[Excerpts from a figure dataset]
---

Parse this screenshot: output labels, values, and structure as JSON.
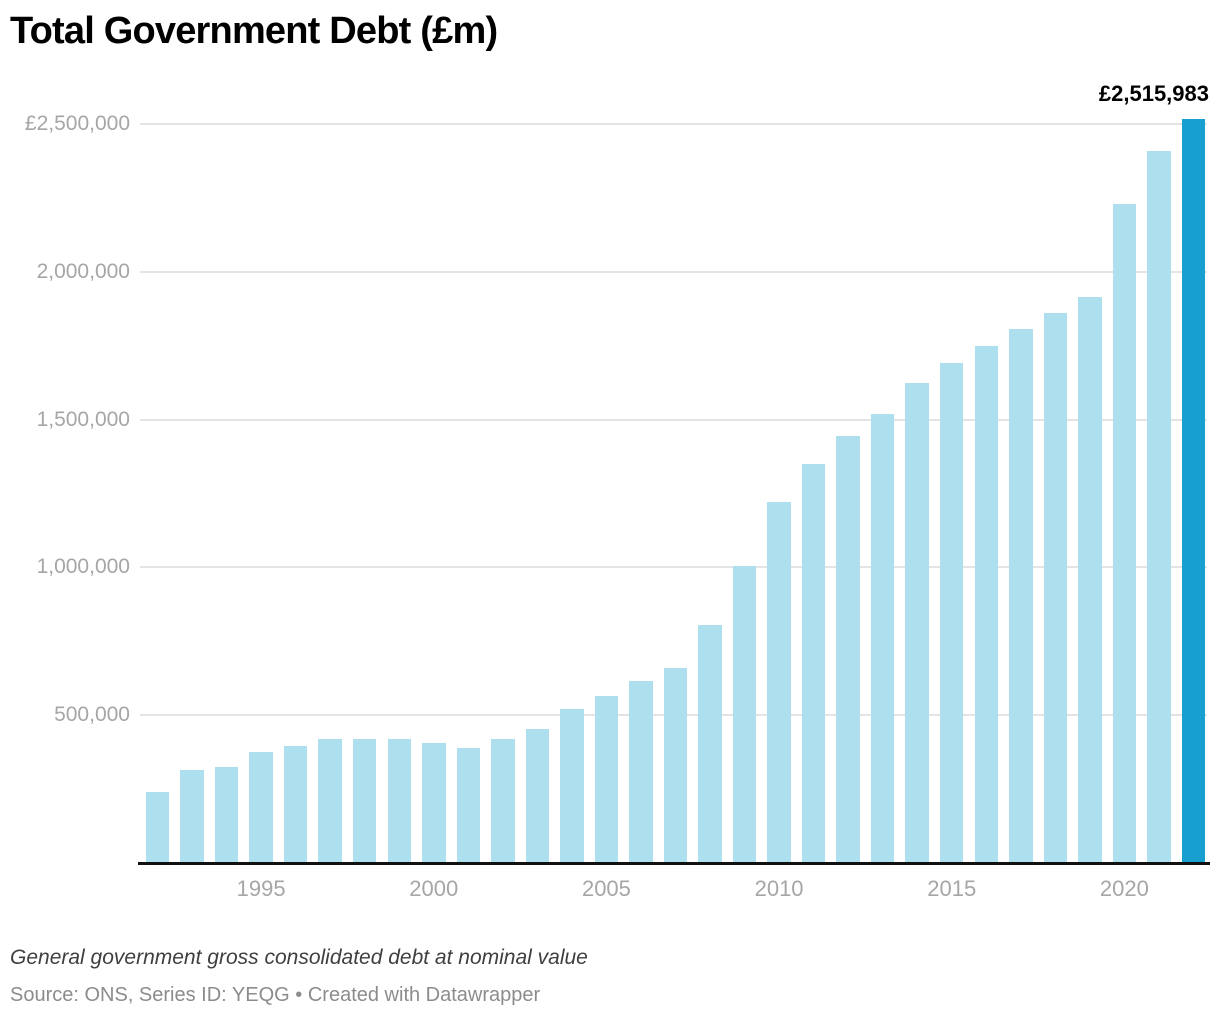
{
  "title": "Total Government Debt (£m)",
  "annotation": {
    "top_value_label": "£2,515,983"
  },
  "footer": {
    "description": "General government gross consolidated debt at nominal value",
    "source": "Source: ONS, Series ID: YEQG • Created with Datawrapper"
  },
  "colors": {
    "background": "#FFFFFF",
    "bar": "#ADDFEE",
    "bar_highlight": "#17A0CF",
    "gridline": "#E4E4E4",
    "axis_line": "#111111",
    "tick_label": "#A6A6A6",
    "title": "#000000",
    "value_label": "#000000",
    "note": "#3F3F3F",
    "source": "#8C8C8C"
  },
  "chart_data": {
    "type": "bar",
    "title": "Total Government Debt (£m)",
    "xlabel": "",
    "ylabel": "£m",
    "ylim": [
      0,
      2500000
    ],
    "grid": true,
    "legend": "none",
    "categories": [
      1992,
      1993,
      1994,
      1995,
      1996,
      1997,
      1998,
      1999,
      2000,
      2001,
      2002,
      2003,
      2004,
      2005,
      2006,
      2007,
      2008,
      2009,
      2010,
      2011,
      2012,
      2013,
      2014,
      2015,
      2016,
      2017,
      2018,
      2019,
      2020,
      2021,
      2022
    ],
    "values": [
      240000,
      315000,
      325000,
      375000,
      395000,
      420000,
      420000,
      420000,
      405000,
      390000,
      420000,
      455000,
      520000,
      565000,
      615000,
      660000,
      805000,
      1005000,
      1220000,
      1350000,
      1445000,
      1520000,
      1625000,
      1690000,
      1750000,
      1805000,
      1860000,
      1915000,
      2230000,
      2410000,
      2515983
    ],
    "highlight_index": 30,
    "highlight_category": 2022,
    "data_label": {
      "category": 2022,
      "text": "£2,515,983"
    },
    "y_ticks": [
      {
        "value": 2500000,
        "label": "£2,500,000"
      },
      {
        "value": 2000000,
        "label": "2,000,000"
      },
      {
        "value": 1500000,
        "label": "1,500,000"
      },
      {
        "value": 1000000,
        "label": "1,000,000"
      },
      {
        "value": 500000,
        "label": "500,000"
      }
    ],
    "x_ticks": [
      1995,
      2000,
      2005,
      2010,
      2015,
      2020
    ]
  }
}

---

Pictures are excluded; copy all other data exactly as shown.

Parse this screenshot: output labels, values, and structure as JSON.
{
  "title": "Total Government Debt (£m)",
  "annotation": {
    "top_value_label": "£2,515,983"
  },
  "footer": {
    "description": "General government gross consolidated debt at nominal value",
    "source": "Source: ONS, Series ID: YEQG • Created with Datawrapper"
  },
  "colors": {
    "background": "#FFFFFF",
    "bar": "#ADDFEE",
    "bar_highlight": "#17A0CF",
    "gridline": "#E4E4E4",
    "axis_line": "#111111",
    "tick_label": "#A6A6A6",
    "title": "#000000",
    "value_label": "#000000",
    "note": "#3F3F3F",
    "source": "#8C8C8C"
  },
  "chart_data": {
    "type": "bar",
    "title": "Total Government Debt (£m)",
    "xlabel": "",
    "ylabel": "£m",
    "ylim": [
      0,
      2500000
    ],
    "grid": true,
    "legend": "none",
    "categories": [
      1992,
      1993,
      1994,
      1995,
      1996,
      1997,
      1998,
      1999,
      2000,
      2001,
      2002,
      2003,
      2004,
      2005,
      2006,
      2007,
      2008,
      2009,
      2010,
      2011,
      2012,
      2013,
      2014,
      2015,
      2016,
      2017,
      2018,
      2019,
      2020,
      2021,
      2022
    ],
    "values": [
      240000,
      315000,
      325000,
      375000,
      395000,
      420000,
      420000,
      420000,
      405000,
      390000,
      420000,
      455000,
      520000,
      565000,
      615000,
      660000,
      805000,
      1005000,
      1220000,
      1350000,
      1445000,
      1520000,
      1625000,
      1690000,
      1750000,
      1805000,
      1860000,
      1915000,
      2230000,
      2410000,
      2515983
    ],
    "highlight_index": 30,
    "highlight_category": 2022,
    "data_label": {
      "category": 2022,
      "text": "£2,515,983"
    },
    "y_ticks": [
      {
        "value": 2500000,
        "label": "£2,500,000"
      },
      {
        "value": 2000000,
        "label": "2,000,000"
      },
      {
        "value": 1500000,
        "label": "1,500,000"
      },
      {
        "value": 1000000,
        "label": "1,000,000"
      },
      {
        "value": 500000,
        "label": "500,000"
      }
    ],
    "x_ticks": [
      1995,
      2000,
      2005,
      2010,
      2015,
      2020
    ]
  }
}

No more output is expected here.